- [DIRECTION] Skip the pictures and extract all of the lines exactly as written.

[Rows from a dataset]

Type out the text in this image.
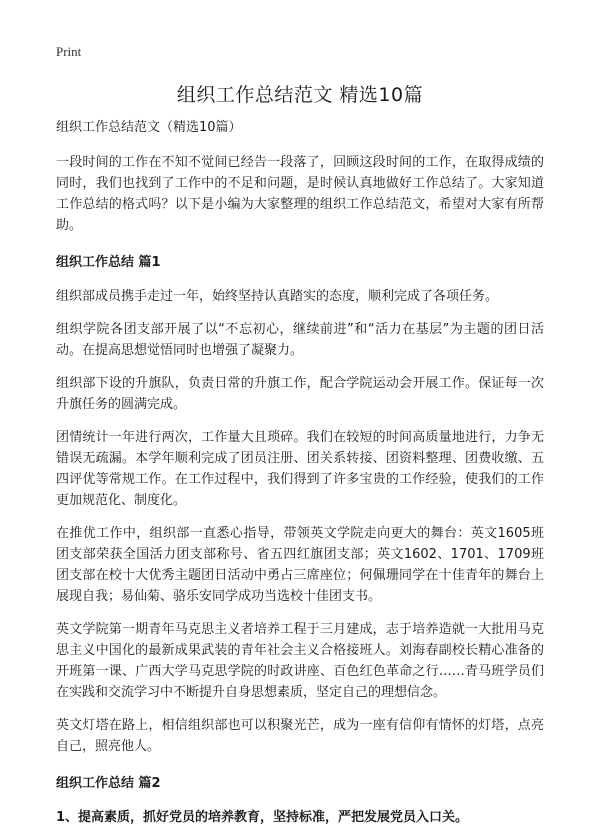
Print
组织工作总结范文 精选10篇
组织工作总结范文（精选10篇）

一段时间的工作在不知不觉间已经告一段落了，回顾这段时间的工作，在取得成绩的同时，我们也找到了工作中的不足和问题，是时候认真地做好工作总结了。大家知道工作总结的格式吗？以下是小编为大家整理的组织工作总结范文，希望对大家有所帮助。

组织工作总结 篇1

组织部成员携手走过一年，始终坚持认真踏实的态度，顺利完成了各项任务。

组织学院各团支部开展了以“不忘初心，继续前进”和“活力在基层”为主题的团日活动。在提高思想觉悟同时也增强了凝聚力。

组织部下设的升旗队，负责日常的升旗工作，配合学院运动会开展工作。保证每一次升旗任务的圆满完成。

团情统计一年进行两次，工作量大且琐碎。我们在较短的时间高质量地进行，力争无错误无疏漏。本学年顺利完成了团员注册、团关系转接、团资料整理、团费收缴、五四评优等常规工作。在工作过程中，我们得到了许多宝贵的工作经验，使我们的工作更加规范化、制度化。

在推优工作中，组织部一直悉心指导，带领英文学院走向更大的舞台：英文1605班团支部荣获全国活力团支部称号、省五四红旗团支部；英文1602、1701、1709班团支部在校十大优秀主题团日活动中勇占三席座位；何佩珊同学在十佳青年的舞台上展现自我；易仙菊、骆乐安同学成功当选校十佳团支书。

英文学院第一期青年马克思主义者培养工程于三月建成，志于培养造就一大批用马克思主义中国化的最新成果武装的青年社会主义合格接班人。刘海春副校长精心准备的开班第一课、广西大学马克思学院的时政讲座、百色红色革命之行……青马班学员们在实践和交流学习中不断提升自身思想素质，坚定自己的理想信念。

英文灯塔在路上，相信组织部也可以积聚光芒，成为一座有信仰有情怀的灯塔，点亮自己，照亮他人。

组织工作总结 篇2

1、提高素质，抓好党员的培养教育，坚持标准，严把发展党员入口关。
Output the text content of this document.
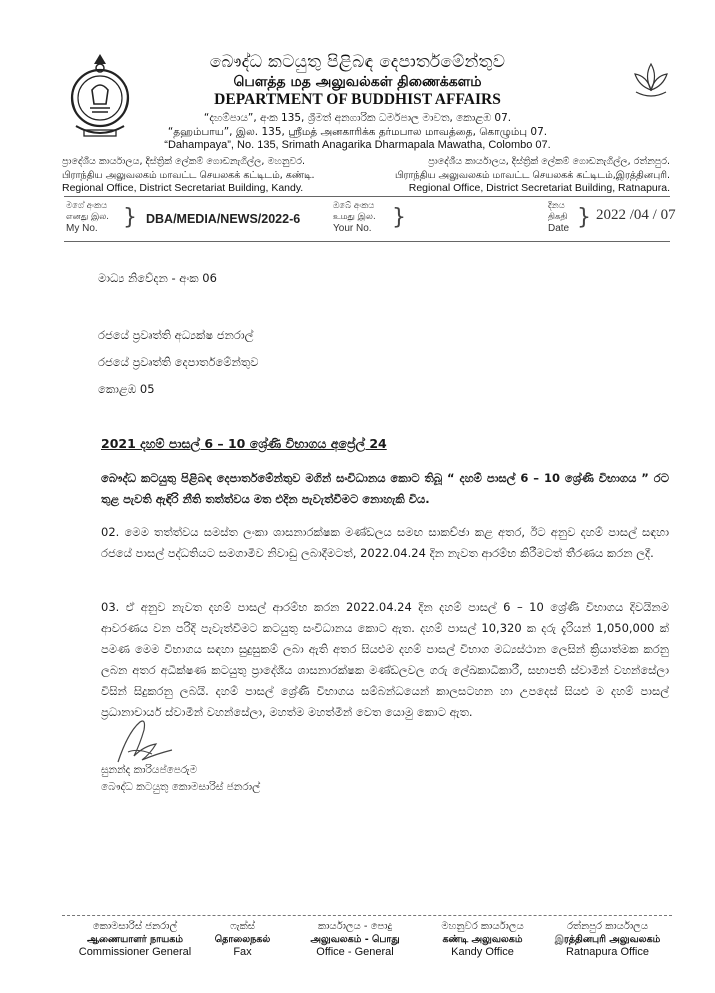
බෞද්ධ කටයුතු පිළිබඳ දෙපාර්තමේන්තුව
பௌத்த மத அலுவல்கள் திணைக்களம்
DEPARTMENT OF BUDDHIST AFFAIRS
“දහම්පාය”, අංක 135, ශ්‍රීමත් අනගාරික ධර්මපාල මාවත, කොළඹ 07.
“தஹம்பாய”, இல. 135, ஸ்ரீமத் அனகாரிக்க தர்மபால மாவத்தை, கொழும்பு 07.
“Dahampaya”, No. 135, Srimath Anagarika Dharmapala Mawatha, Colombo 07.
ප්‍රාදේශීය කාර්යාලය, දිස්ත්‍රික් ලේකම් ගොඩනැගිල්ල, මහනුවර.
பிராந்திய அலுவலகம் மாவட்ட செயலகக் கட்டிடம், கண்டி.
Regional Office, District Secretariat Building, Kandy.
ප්‍රාදේශීය කාර්යාලය, දිස්ත්‍රික් ලේකම් ගොඩනැගිල්ල, රත්නපුර.
பிராந்திய அலுவலகம் மாவட்ட செயலகக் கட்டிடம்,இரத்தினபுரி.
Regional Office, District Secretariat Building, Ratnapura.
මගේ අංකය
எனது இல.
My No.	} DBA/MEDIA/NEWS/2022-6
ඔබේ අංකය
உமது இல.
Your No. }	දිනය
திகதி
Date } 2022 /04 / 07
මාධ්‍ය නිවේදන - අංක 06
රජයේ ප්‍රවෘත්ති අධ්‍යක්ෂ ජනරාල්
රජයේ ප්‍රවෘත්ති දෙපාර්තමේන්තුව
කොළඹ 05
2021 දහම් පාසල් 6 – 10 ශ්‍රේණි විභාගය අප්‍රේල් 24
බෞද්ධ කටයුතු පිළිබඳ දෙපාර්තමේන්තුව මගින් සංවිධානය කොට තිබූ “ දහම් පාසල් 6 – 10 ශ්‍රේණි විභාගය ” රට තුළ පැවති ඇඳිරි නීති තත්ත්වය මත එදින පැවැත්වීමට නොහැකි විය.
02. මෙම තත්ත්වය සමස්ත ලංකා ශාසනාරක්ෂක මණ්ඩලය සමඟ සාකච්ඡා කළ අතර, ඊට අනුව දහම් පාසල් සඳහා රජයේ පාසල් පද්ධතියට සමගාමීව නිවාඩු ලබාදීමටත්, 2022.04.24 දින නැවත ආරම්භ කිරීමටත් තීරණය කරන ලදී.
03. ඒ අනුව නැවත දහම් පාසල් ආරම්භ කරන 2022.04.24 දින දහම් පාසල් 6 – 10 ශ්‍රේණි විභාගය දිවයිනම ආවරණය වන පරිදි පැවැත්වීමට කටයුතු සංවිධානය කොට ඇත. දහම් පාසල් 10,320 ක දරු දැරියන් 1,050,000 ක් පමණ මෙම විභාගය සඳහා සුදුසුකම් ලබා ඇති අතර සියළුම දහම් පාසල් විභාග මධ්‍යස්ථාන ලෙසින් ක්‍රියාත්මක කරනු ලබන අතර අධීක්ෂණ කටයුතු ප්‍රාදේශීය ශාසනාරක්ෂක මණ්ඩලවල ගරු ලේඛකාධිකාරී, සභාපති ස්වාමීන් වහන්සේලා විසින් සිදුකරනු ලබයි. දහම් පාසල් ශ්‍රේණි විභාගය සම්බන්ධයෙන් කාලසටහන හා උපදෙස් සියළු ම දහම් පාසල් ප්‍රධානාචාර්ය ස්වාමීන් වහන්සේලා, මහත්ම මහත්මීන් වෙත යොමු කොට ඇත.
සුනන්ද කාරියප්පෙරුම
බෞද්ධ කටයුතු කොමසාරිස් ජනරාල්
කොමසාරිස් ජනරාල්
ஆணையாளர் நாயகம்
Commissioner General
ෆැක්ස්
தொலைநகல்
Fax
කාර්යාලය - පොදු
அலுவலகம் - பொது
Office - General
මහනුවර කාර්යාලය
கண்டி அலுவலகம்
Kandy Office
රත්නපුර කාර්යාලය
இரத்தினபுரி அலுவலகம்
Ratnapura Office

- [SOLUTION FOR THIS EXERCISE]
Type out the text in this image.
Print
组织工作总结范文 精选10篇
组织工作总结范文（精选10篇）

一段时间的工作在不知不觉间已经告一段落了，回顾这段时间的工作，在取得成绩的同时，我们也找到了工作中的不足和问题，是时候认真地做好工作总结了。大家知道工作总结的格式吗？以下是小编为大家整理的组织工作总结范文，希望对大家有所帮助。

组织工作总结 篇1

组织部成员携手走过一年，始终坚持认真踏实的态度，顺利完成了各项任务。

组织学院各团支部开展了以“不忘初心，继续前进”和“活力在基层”为主题的团日活动。在提高思想觉悟同时也增强了凝聚力。

组织部下设的升旗队，负责日常的升旗工作，配合学院运动会开展工作。保证每一次升旗任务的圆满完成。

团情统计一年进行两次，工作量大且琐碎。我们在较短的时间高质量地进行，力争无错误无疏漏。本学年顺利完成了团员注册、团关系转接、团资料整理、团费收缴、五四评优等常规工作。在工作过程中，我们得到了许多宝贵的工作经验，使我们的工作更加规范化、制度化。

在推优工作中，组织部一直悉心指导，带领英文学院走向更大的舞台：英文1605班团支部荣获全国活力团支部称号、省五四红旗团支部；英文1602、1701、1709班团支部在校十大优秀主题团日活动中勇占三席座位；何佩珊同学在十佳青年的舞台上展现自我；易仙菊、骆乐安同学成功当选校十佳团支书。

英文学院第一期青年马克思主义者培养工程于三月建成，志于培养造就一大批用马克思主义中国化的最新成果武装的青年社会主义合格接班人。刘海春副校长精心准备的开班第一课、广西大学马克思学院的时政讲座、百色红色革命之行……青马班学员们在实践和交流学习中不断提升自身思想素质，坚定自己的理想信念。

英文灯塔在路上，相信组织部也可以积聚光芒，成为一座有信仰有情怀的灯塔，点亮自己，照亮他人。

组织工作总结 篇2

1、提高素质，抓好党员的培养教育，坚持标准，严把发展党员入口关。
Output the text content of this document.
බෞද්ධ කටයුතු පිළිබඳ දෙපාර්තමේන්තුව
பௌத்த மத அலுவல்கள் திணைக்களம்
DEPARTMENT OF BUDDHIST AFFAIRS
“දහම්පාය”, අංක 135, ශ්‍රීමත් අනගාරික ධර්මපාල මාවත, කොළඹ 07.
“தஹம்பாய”, இல. 135, ஸ்ரீமத் அனகாரிக்க தர்மபால மாவத்தை, கொழும்பு 07.
“Dahampaya”, No. 135, Srimath Anagarika Dharmapala Mawatha, Colombo 07.
ප්‍රාදේශීය කාර්යාලය, දිස්ත්‍රික් ලේකම් ගොඩනැගිල්ල, මහනුවර.
பிராந்திய அலுவலகம் மாவட்ட செயலகக் கட்டிடம், கண்டி.
Regional Office, District Secretariat Building, Kandy.
ප්‍රාදේශීය කාර්යාලය, දිස්ත්‍රික් ලේකම් ගොඩනැගිල්ල, රත්නපුර.
பிராந்திய அலுவலகம் மாவட்ட செயலகக் கட்டிடம்,இரத்தினபுரி.
Regional Office, District Secretariat Building, Ratnapura.
මගේ අංකය
எனது இல.
My No.	} DBA/MEDIA/NEWS/2022-6
ඔබේ අංකය
உமது இல.
Your No. }	දිනය
திகதி
Date } 2022 /04 / 07
මාධ්‍ය නිවේදන - අංක 06
රජයේ ප්‍රවෘත්ති අධ්‍යක්ෂ ජනරාල්
රජයේ ප්‍රවෘත්ති දෙපාර්තමේන්තුව
කොළඹ 05
2021 දහම් පාසල් 6 – 10 ශ්‍රේණි විභාගය අප්‍රේල් 24
බෞද්ධ කටයුතු පිළිබඳ දෙපාර්තමේන්තුව මගින් සංවිධානය කොට තිබූ “ දහම් පාසල් 6 – 10 ශ්‍රේණි විභාගය ” රට තුළ පැවති ඇඳිරි නීති තත්ත්වය මත එදින පැවැත්වීමට නොහැකි විය.
02. මෙම තත්ත්වය සමස්ත ලංකා ශාසනාරක්ෂක මණ්ඩලය සමඟ සාකච්ඡා කළ අතර, ඊට අනුව දහම් පාසල් සඳහා රජයේ පාසල් පද්ධතියට සමගාමීව නිවාඩු ලබාදීමටත්, 2022.04.24 දින නැවත ආරම්භ කිරීමටත් තීරණය කරන ලදී.
03. ඒ අනුව නැවත දහම් පාසල් ආරම්භ කරන 2022.04.24 දින දහම් පාසල් 6 – 10 ශ්‍රේණි විභාගය දිවයිනම ආවරණය වන පරිදි පැවැත්වීමට කටයුතු සංවිධානය කොට ඇත. දහම් පාසල් 10,320 ක දරු දැරියන් 1,050,000 ක් පමණ මෙම විභාගය සඳහා සුදුසුකම් ලබා ඇති අතර සියළුම දහම් පාසල් විභාග මධ්‍යස්ථාන ලෙසින් ක්‍රියාත්මක කරනු ලබන අතර අධීක්ෂණ කටයුතු ප්‍රාදේශීය ශාසනාරක්ෂක මණ්ඩලවල ගරු ලේඛකාධිකාරී, සභාපති ස්වාමීන් වහන්සේලා විසින් සිදුකරනු ලබයි. දහම් පාසල් ශ්‍රේණි විභාගය සම්බන්ධයෙන් කාලසටහන හා උපදෙස් සියළු ම දහම් පාසල් ප්‍රධානාචාර්ය ස්වාමීන් වහන්සේලා, මහත්ම මහත්මීන් වෙත යොමු කොට ඇත.
සුනන්ද කාරියප්පෙරුම
බෞද්ධ කටයුතු කොමසාරිස් ජනරාල්
කොමසාරිස් ජනරාල්
ஆணையாளர் நாயகம்
Commissioner General
ෆැක්ස්
தொலைநகல்
Fax
කාර්යාලය - පොදු
அலுவலகம் - பொது
Office - General
මහනුවර කාර්යාලය
கண்டி அலுவலகம்
Kandy Office
රත්නපුර කාර්යාලය
இரத்தினபுரி அலுவலகம்
Ratnapura Office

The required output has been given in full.